What is required:
Output every line of the records below, unchanged and in the same order.

Items from a dataset
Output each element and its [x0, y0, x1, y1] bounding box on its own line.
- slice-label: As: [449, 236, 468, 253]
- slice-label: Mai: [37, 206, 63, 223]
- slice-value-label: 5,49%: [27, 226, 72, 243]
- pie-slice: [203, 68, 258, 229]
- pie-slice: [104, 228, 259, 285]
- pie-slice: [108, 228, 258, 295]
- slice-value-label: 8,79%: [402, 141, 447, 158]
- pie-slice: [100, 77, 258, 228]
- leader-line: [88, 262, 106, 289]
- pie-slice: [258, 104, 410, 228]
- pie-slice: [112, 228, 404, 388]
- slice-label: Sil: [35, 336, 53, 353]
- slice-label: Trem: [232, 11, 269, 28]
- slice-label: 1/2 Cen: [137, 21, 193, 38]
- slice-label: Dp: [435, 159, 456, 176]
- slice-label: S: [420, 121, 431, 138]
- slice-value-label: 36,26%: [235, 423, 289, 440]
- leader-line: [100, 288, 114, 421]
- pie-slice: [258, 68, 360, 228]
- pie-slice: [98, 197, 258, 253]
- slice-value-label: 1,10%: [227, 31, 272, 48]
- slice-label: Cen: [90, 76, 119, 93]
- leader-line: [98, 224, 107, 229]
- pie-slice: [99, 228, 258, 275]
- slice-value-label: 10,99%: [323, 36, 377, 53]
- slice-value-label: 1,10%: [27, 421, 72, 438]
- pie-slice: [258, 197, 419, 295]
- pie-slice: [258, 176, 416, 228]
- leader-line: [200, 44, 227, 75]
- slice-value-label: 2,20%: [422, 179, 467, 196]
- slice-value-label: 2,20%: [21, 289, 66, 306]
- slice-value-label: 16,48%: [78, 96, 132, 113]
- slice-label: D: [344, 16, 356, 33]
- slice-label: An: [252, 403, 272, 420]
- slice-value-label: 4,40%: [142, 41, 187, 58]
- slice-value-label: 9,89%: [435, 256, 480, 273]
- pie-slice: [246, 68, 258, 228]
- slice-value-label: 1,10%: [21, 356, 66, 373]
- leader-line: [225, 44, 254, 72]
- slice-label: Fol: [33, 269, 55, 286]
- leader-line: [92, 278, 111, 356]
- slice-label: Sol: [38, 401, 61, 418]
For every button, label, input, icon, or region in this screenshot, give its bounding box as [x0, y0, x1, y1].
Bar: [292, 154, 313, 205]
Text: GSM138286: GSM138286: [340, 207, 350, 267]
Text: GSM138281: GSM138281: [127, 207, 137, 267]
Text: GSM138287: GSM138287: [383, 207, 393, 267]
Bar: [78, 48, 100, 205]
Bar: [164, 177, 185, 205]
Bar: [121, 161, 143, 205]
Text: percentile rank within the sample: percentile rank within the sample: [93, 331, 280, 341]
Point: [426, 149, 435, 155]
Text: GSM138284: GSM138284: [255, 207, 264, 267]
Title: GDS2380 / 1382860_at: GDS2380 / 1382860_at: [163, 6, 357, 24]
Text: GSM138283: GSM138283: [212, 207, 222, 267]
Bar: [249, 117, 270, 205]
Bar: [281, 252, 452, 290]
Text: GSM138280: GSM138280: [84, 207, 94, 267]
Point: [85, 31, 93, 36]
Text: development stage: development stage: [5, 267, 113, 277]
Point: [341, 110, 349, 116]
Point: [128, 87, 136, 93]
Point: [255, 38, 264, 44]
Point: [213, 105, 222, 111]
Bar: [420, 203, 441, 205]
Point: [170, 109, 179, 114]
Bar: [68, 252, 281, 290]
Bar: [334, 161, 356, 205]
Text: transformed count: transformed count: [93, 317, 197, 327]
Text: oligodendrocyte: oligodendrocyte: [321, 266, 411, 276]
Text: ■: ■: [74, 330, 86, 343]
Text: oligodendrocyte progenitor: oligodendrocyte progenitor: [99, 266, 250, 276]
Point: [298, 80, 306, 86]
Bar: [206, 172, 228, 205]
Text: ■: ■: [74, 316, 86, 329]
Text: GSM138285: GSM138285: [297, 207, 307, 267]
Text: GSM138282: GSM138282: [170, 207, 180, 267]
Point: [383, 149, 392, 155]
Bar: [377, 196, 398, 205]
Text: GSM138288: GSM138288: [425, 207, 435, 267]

Task response:
Output each element and its [x0, y0, x1, y1] bounding box on its own line.
- slice-label: As: [449, 236, 468, 253]
- slice-label: Mai: [37, 206, 63, 223]
- slice-value-label: 5,49%: [27, 226, 72, 243]
- pie-slice: [203, 68, 258, 229]
- pie-slice: [104, 228, 259, 285]
- pie-slice: [108, 228, 258, 295]
- slice-value-label: 8,79%: [402, 141, 447, 158]
- pie-slice: [100, 77, 258, 228]
- leader-line: [88, 262, 106, 289]
- pie-slice: [258, 104, 410, 228]
- pie-slice: [112, 228, 404, 388]
- slice-label: Sil: [35, 336, 53, 353]
- slice-label: Trem: [232, 11, 269, 28]
- slice-label: 1/2 Cen: [137, 21, 193, 38]
- slice-label: Dp: [435, 159, 456, 176]
- slice-label: S: [420, 121, 431, 138]
- slice-value-label: 36,26%: [235, 423, 289, 440]
- leader-line: [100, 288, 114, 421]
- pie-slice: [258, 68, 360, 228]
- pie-slice: [98, 197, 258, 253]
- slice-value-label: 1,10%: [227, 31, 272, 48]
- slice-label: Cen: [90, 76, 119, 93]
- leader-line: [98, 224, 107, 229]
- pie-slice: [99, 228, 258, 275]
- slice-value-label: 10,99%: [323, 36, 377, 53]
- slice-value-label: 1,10%: [27, 421, 72, 438]
- pie-slice: [258, 197, 419, 295]
- pie-slice: [258, 176, 416, 228]
- leader-line: [200, 44, 227, 75]
- slice-value-label: 2,20%: [422, 179, 467, 196]
- slice-value-label: 2,20%: [21, 289, 66, 306]
- slice-value-label: 16,48%: [78, 96, 132, 113]
- slice-label: D: [344, 16, 356, 33]
- slice-label: An: [252, 403, 272, 420]
- slice-value-label: 4,40%: [142, 41, 187, 58]
- slice-value-label: 9,89%: [435, 256, 480, 273]
- pie-slice: [246, 68, 258, 228]
- slice-value-label: 1,10%: [21, 356, 66, 373]
- leader-line: [225, 44, 254, 72]
- slice-label: Fol: [33, 269, 55, 286]
- leader-line: [92, 278, 111, 356]
- slice-label: Sol: [38, 401, 61, 418]
For every button, label, input, icon, or region in this screenshot, give its bounding box as [x0, y0, x1, y1].
Bar: [292, 154, 313, 205]
Text: GSM138286: GSM138286: [340, 207, 350, 267]
Text: GSM138281: GSM138281: [127, 207, 137, 267]
Text: GSM138287: GSM138287: [383, 207, 393, 267]
Bar: [78, 48, 100, 205]
Bar: [164, 177, 185, 205]
Bar: [121, 161, 143, 205]
Text: percentile rank within the sample: percentile rank within the sample: [93, 331, 280, 341]
Point: [426, 149, 435, 155]
Text: GSM138284: GSM138284: [255, 207, 264, 267]
Title: GDS2380 / 1382860_at: GDS2380 / 1382860_at: [163, 6, 357, 24]
Text: GSM138283: GSM138283: [212, 207, 222, 267]
Bar: [249, 117, 270, 205]
Bar: [281, 252, 452, 290]
Text: GSM138280: GSM138280: [84, 207, 94, 267]
Point: [85, 31, 93, 36]
Text: development stage: development stage: [5, 267, 113, 277]
Point: [341, 110, 349, 116]
Point: [128, 87, 136, 93]
Point: [255, 38, 264, 44]
Point: [213, 105, 222, 111]
Bar: [420, 203, 441, 205]
Point: [170, 109, 179, 114]
Bar: [68, 252, 281, 290]
Bar: [334, 161, 356, 205]
Text: transformed count: transformed count: [93, 317, 197, 327]
Text: oligodendrocyte: oligodendrocyte: [321, 266, 411, 276]
Text: ■: ■: [74, 330, 86, 343]
Text: oligodendrocyte progenitor: oligodendrocyte progenitor: [99, 266, 250, 276]
Point: [298, 80, 306, 86]
Bar: [206, 172, 228, 205]
Text: ■: ■: [74, 316, 86, 329]
Text: GSM138285: GSM138285: [297, 207, 307, 267]
Text: GSM138282: GSM138282: [170, 207, 180, 267]
Point: [383, 149, 392, 155]
Bar: [377, 196, 398, 205]
Text: GSM138288: GSM138288: [425, 207, 435, 267]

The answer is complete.